Record excerpts =>
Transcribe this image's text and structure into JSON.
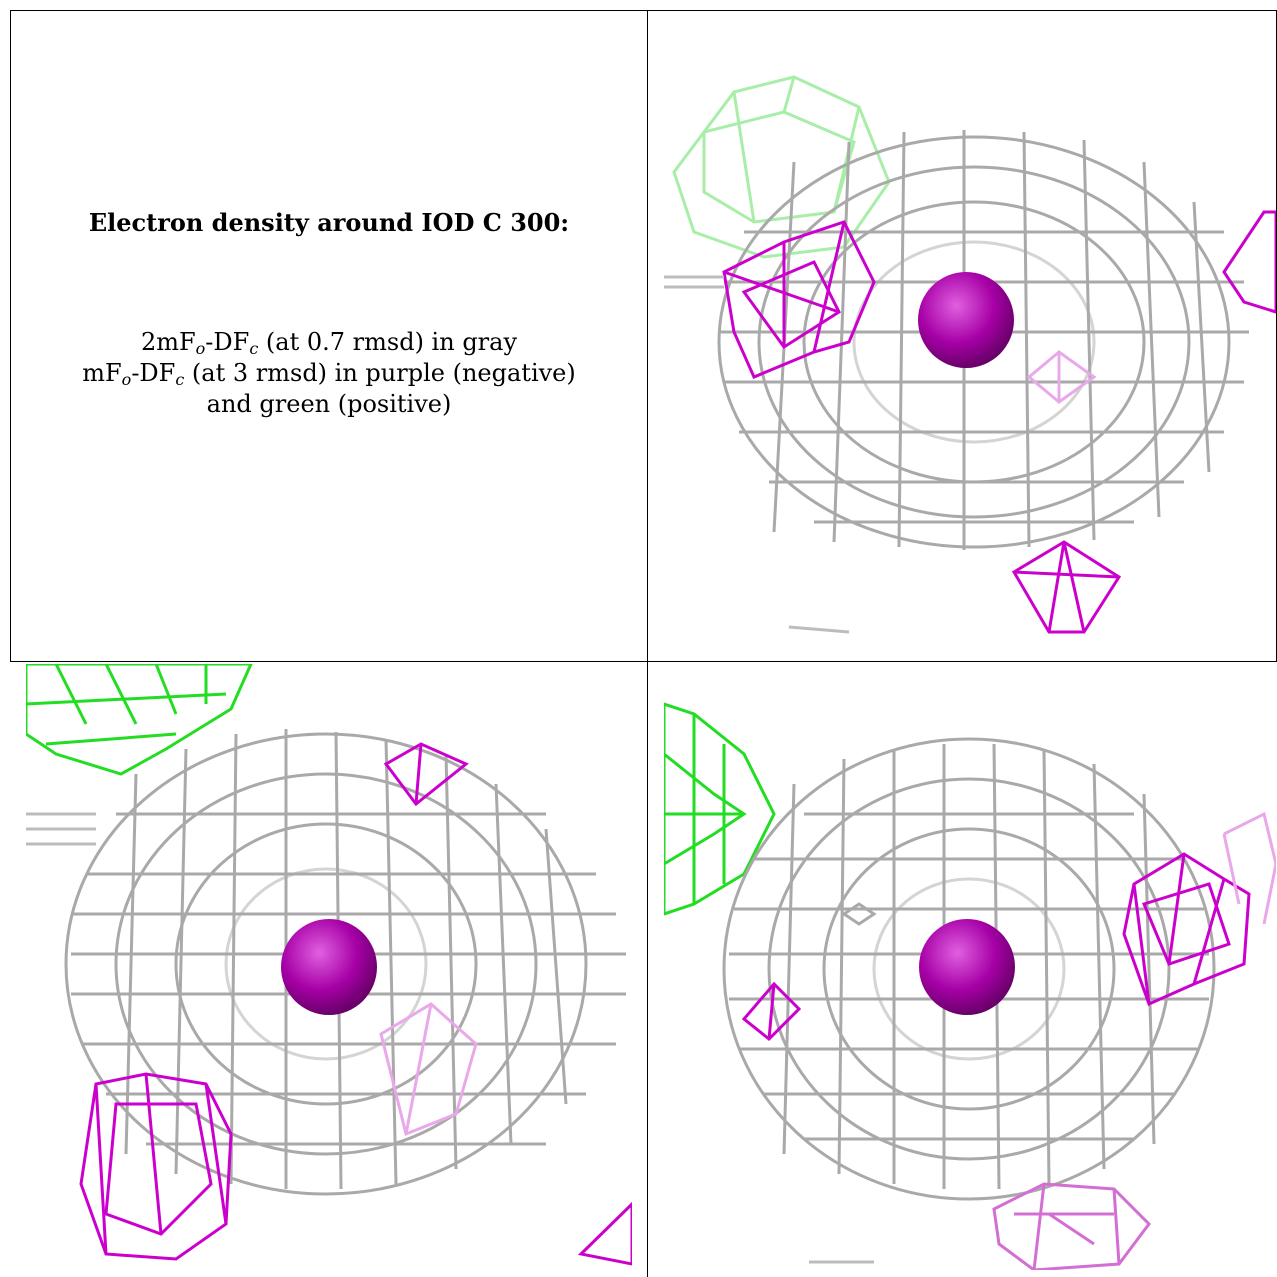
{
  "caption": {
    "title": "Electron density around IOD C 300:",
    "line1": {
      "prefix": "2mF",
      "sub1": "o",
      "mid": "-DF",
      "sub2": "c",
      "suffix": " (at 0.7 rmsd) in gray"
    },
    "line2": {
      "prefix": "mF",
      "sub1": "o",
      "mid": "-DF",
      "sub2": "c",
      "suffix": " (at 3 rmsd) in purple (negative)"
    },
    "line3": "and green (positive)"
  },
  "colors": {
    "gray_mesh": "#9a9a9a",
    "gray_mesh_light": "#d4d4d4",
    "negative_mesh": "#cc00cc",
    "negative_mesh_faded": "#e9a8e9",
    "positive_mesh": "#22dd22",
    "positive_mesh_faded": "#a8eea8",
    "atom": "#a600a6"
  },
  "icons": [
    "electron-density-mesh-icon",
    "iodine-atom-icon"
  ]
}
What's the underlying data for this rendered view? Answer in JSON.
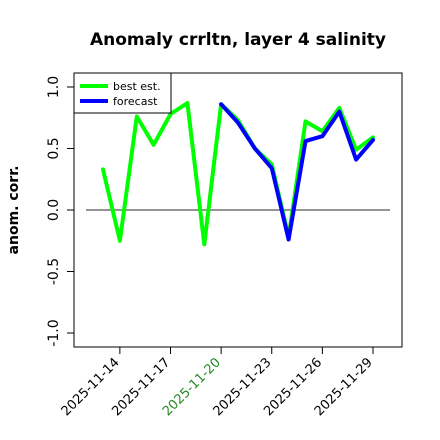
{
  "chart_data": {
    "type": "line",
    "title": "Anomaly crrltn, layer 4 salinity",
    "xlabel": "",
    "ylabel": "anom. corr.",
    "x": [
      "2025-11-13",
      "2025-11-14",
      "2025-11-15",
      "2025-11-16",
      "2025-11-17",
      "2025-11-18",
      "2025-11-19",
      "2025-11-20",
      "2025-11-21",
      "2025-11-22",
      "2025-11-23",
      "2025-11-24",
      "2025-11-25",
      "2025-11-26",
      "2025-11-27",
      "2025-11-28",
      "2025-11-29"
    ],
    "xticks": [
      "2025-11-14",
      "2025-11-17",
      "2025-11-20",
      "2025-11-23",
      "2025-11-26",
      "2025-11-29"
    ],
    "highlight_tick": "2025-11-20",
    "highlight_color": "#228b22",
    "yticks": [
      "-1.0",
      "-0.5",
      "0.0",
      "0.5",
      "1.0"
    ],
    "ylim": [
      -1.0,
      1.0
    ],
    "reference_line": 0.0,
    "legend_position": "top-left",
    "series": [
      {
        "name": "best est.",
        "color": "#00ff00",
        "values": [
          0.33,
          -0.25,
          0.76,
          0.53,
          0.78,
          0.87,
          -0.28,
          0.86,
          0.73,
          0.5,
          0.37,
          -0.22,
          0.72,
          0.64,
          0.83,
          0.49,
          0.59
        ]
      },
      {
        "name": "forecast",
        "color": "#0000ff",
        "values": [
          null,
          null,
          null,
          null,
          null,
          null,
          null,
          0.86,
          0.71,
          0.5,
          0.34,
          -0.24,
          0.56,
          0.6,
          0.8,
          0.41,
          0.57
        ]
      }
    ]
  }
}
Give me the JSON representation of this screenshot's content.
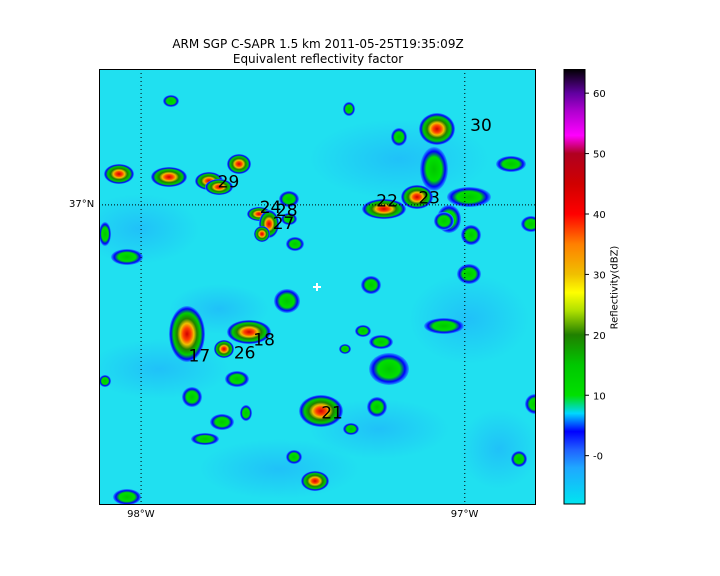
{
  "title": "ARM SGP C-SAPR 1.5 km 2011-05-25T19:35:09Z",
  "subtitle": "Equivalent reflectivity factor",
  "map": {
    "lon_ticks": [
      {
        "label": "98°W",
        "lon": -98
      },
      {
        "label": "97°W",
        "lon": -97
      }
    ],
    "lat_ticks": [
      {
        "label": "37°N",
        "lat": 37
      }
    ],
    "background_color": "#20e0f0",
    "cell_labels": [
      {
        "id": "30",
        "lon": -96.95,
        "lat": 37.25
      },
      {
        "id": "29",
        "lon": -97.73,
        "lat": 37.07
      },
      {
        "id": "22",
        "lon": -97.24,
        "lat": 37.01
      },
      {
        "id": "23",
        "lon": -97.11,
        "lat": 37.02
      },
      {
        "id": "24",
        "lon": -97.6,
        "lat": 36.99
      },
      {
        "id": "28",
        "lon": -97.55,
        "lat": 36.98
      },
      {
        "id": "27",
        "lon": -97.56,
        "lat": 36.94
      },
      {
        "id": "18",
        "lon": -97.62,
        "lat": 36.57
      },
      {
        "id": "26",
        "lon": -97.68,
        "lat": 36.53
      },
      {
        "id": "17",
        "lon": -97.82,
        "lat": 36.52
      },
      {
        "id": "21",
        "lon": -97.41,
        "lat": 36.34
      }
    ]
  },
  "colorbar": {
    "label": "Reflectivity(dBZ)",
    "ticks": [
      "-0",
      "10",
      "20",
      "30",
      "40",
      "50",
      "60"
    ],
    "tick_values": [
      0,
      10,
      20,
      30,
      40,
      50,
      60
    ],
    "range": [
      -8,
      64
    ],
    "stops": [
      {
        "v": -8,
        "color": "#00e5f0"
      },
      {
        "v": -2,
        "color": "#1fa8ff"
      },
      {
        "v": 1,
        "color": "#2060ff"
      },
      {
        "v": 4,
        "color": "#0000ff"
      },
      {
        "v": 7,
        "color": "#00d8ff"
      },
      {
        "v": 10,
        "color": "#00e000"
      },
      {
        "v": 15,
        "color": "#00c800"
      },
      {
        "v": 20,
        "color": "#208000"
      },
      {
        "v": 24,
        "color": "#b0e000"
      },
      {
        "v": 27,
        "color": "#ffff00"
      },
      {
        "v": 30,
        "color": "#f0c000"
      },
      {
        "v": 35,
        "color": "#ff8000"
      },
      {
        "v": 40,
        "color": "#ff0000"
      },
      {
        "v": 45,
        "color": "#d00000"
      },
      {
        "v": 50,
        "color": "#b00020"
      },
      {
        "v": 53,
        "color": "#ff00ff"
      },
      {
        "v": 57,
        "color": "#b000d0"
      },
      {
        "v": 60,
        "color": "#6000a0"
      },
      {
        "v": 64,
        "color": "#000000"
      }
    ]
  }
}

The request =>
Every record must be copied exactly, with images dropped from the result.

The result =>
Transcribe this image's text and structure into JSON.
{
  "caption": {
    "title": "Electron density around IOD C 300:",
    "line1": {
      "prefix": "2mF",
      "sub1": "o",
      "mid": "-DF",
      "sub2": "c",
      "suffix": " (at 0.7 rmsd) in gray"
    },
    "line2": {
      "prefix": "mF",
      "sub1": "o",
      "mid": "-DF",
      "sub2": "c",
      "suffix": " (at 3 rmsd) in purple (negative)"
    },
    "line3": "and green (positive)"
  },
  "colors": {
    "gray_mesh": "#9a9a9a",
    "gray_mesh_light": "#d4d4d4",
    "negative_mesh": "#cc00cc",
    "negative_mesh_faded": "#e9a8e9",
    "positive_mesh": "#22dd22",
    "positive_mesh_faded": "#a8eea8",
    "atom": "#a600a6"
  },
  "icons": [
    "electron-density-mesh-icon",
    "iodine-atom-icon"
  ]
}
What's the underlying data for this rendered view? Answer in JSON.
{
  "chart_data": {
    "type": "line",
    "title": "Anomaly crrltn, layer 4 salinity",
    "xlabel": "",
    "ylabel": "anom. corr.",
    "x": [
      "2025-11-13",
      "2025-11-14",
      "2025-11-15",
      "2025-11-16",
      "2025-11-17",
      "2025-11-18",
      "2025-11-19",
      "2025-11-20",
      "2025-11-21",
      "2025-11-22",
      "2025-11-23",
      "2025-11-24",
      "2025-11-25",
      "2025-11-26",
      "2025-11-27",
      "2025-11-28",
      "2025-11-29"
    ],
    "xticks": [
      "2025-11-14",
      "2025-11-17",
      "2025-11-20",
      "2025-11-23",
      "2025-11-26",
      "2025-11-29"
    ],
    "highlight_tick": "2025-11-20",
    "highlight_color": "#228b22",
    "yticks": [
      "-1.0",
      "-0.5",
      "0.0",
      "0.5",
      "1.0"
    ],
    "ylim": [
      -1.0,
      1.0
    ],
    "reference_line": 0.0,
    "legend_position": "top-left",
    "series": [
      {
        "name": "best est.",
        "color": "#00ff00",
        "values": [
          0.33,
          -0.25,
          0.76,
          0.53,
          0.78,
          0.87,
          -0.28,
          0.86,
          0.73,
          0.5,
          0.37,
          -0.22,
          0.72,
          0.64,
          0.83,
          0.49,
          0.59
        ]
      },
      {
        "name": "forecast",
        "color": "#0000ff",
        "values": [
          null,
          null,
          null,
          null,
          null,
          null,
          null,
          0.86,
          0.71,
          0.5,
          0.34,
          -0.24,
          0.56,
          0.6,
          0.8,
          0.41,
          0.57
        ]
      }
    ]
  }
}
Give me the JSON representation of this screenshot's content.
{
  "title": "ARM SGP C-SAPR 1.5 km 2011-05-25T19:35:09Z",
  "subtitle": "Equivalent reflectivity factor",
  "map": {
    "lon_ticks": [
      {
        "label": "98°W",
        "lon": -98
      },
      {
        "label": "97°W",
        "lon": -97
      }
    ],
    "lat_ticks": [
      {
        "label": "37°N",
        "lat": 37
      }
    ],
    "background_color": "#20e0f0",
    "cell_labels": [
      {
        "id": "30",
        "lon": -96.95,
        "lat": 37.25
      },
      {
        "id": "29",
        "lon": -97.73,
        "lat": 37.07
      },
      {
        "id": "22",
        "lon": -97.24,
        "lat": 37.01
      },
      {
        "id": "23",
        "lon": -97.11,
        "lat": 37.02
      },
      {
        "id": "24",
        "lon": -97.6,
        "lat": 36.99
      },
      {
        "id": "28",
        "lon": -97.55,
        "lat": 36.98
      },
      {
        "id": "27",
        "lon": -97.56,
        "lat": 36.94
      },
      {
        "id": "18",
        "lon": -97.62,
        "lat": 36.57
      },
      {
        "id": "26",
        "lon": -97.68,
        "lat": 36.53
      },
      {
        "id": "17",
        "lon": -97.82,
        "lat": 36.52
      },
      {
        "id": "21",
        "lon": -97.41,
        "lat": 36.34
      }
    ]
  },
  "colorbar": {
    "label": "Reflectivity(dBZ)",
    "ticks": [
      "-0",
      "10",
      "20",
      "30",
      "40",
      "50",
      "60"
    ],
    "tick_values": [
      0,
      10,
      20,
      30,
      40,
      50,
      60
    ],
    "range": [
      -8,
      64
    ],
    "stops": [
      {
        "v": -8,
        "color": "#00e5f0"
      },
      {
        "v": -2,
        "color": "#1fa8ff"
      },
      {
        "v": 1,
        "color": "#2060ff"
      },
      {
        "v": 4,
        "color": "#0000ff"
      },
      {
        "v": 7,
        "color": "#00d8ff"
      },
      {
        "v": 10,
        "color": "#00e000"
      },
      {
        "v": 15,
        "color": "#00c800"
      },
      {
        "v": 20,
        "color": "#208000"
      },
      {
        "v": 24,
        "color": "#b0e000"
      },
      {
        "v": 27,
        "color": "#ffff00"
      },
      {
        "v": 30,
        "color": "#f0c000"
      },
      {
        "v": 35,
        "color": "#ff8000"
      },
      {
        "v": 40,
        "color": "#ff0000"
      },
      {
        "v": 45,
        "color": "#d00000"
      },
      {
        "v": 50,
        "color": "#b00020"
      },
      {
        "v": 53,
        "color": "#ff00ff"
      },
      {
        "v": 57,
        "color": "#b000d0"
      },
      {
        "v": 60,
        "color": "#6000a0"
      },
      {
        "v": 64,
        "color": "#000000"
      }
    ]
  }
}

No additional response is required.